== DESCRIPTION OF THE TASK ==
How many lines of the records hold the string "name"? Reply with the number alone.

== GIVEN DATA ==
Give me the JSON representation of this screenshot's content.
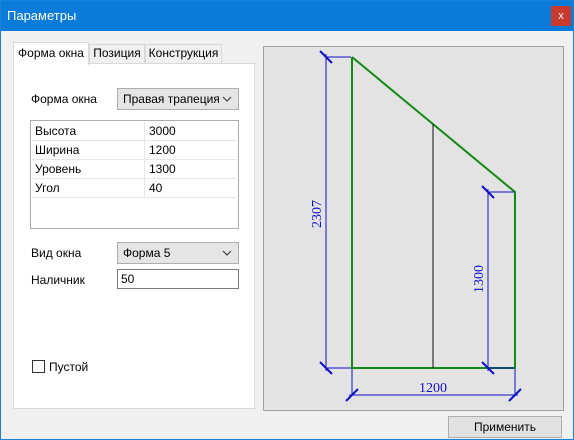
{
  "window": {
    "title": "Параметры",
    "close_label": "x"
  },
  "tabs": [
    {
      "label": "Форма окна",
      "active": true
    },
    {
      "label": "Позиция",
      "active": false
    },
    {
      "label": "Конструкция",
      "active": false
    }
  ],
  "form": {
    "shape_label": "Форма окна",
    "shape_value": "Правая трапеция",
    "params": [
      {
        "name": "Высота",
        "value": "3000"
      },
      {
        "name": "Ширина",
        "value": "1200"
      },
      {
        "name": "Уровень",
        "value": "1300"
      },
      {
        "name": "Угол",
        "value": "40"
      }
    ],
    "view_label": "Вид окна",
    "view_value": "Форма 5",
    "trim_label": "Наличник",
    "trim_value": "50",
    "empty_label": "Пустой",
    "empty_checked": false
  },
  "preview": {
    "dim_height": "2307",
    "dim_level": "1300",
    "dim_width": "1200",
    "outline_color": "#138a13",
    "dimension_color": "#1010c8"
  },
  "apply_button": "Применить"
}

== RESULT OF THIS EXERCISE ==
4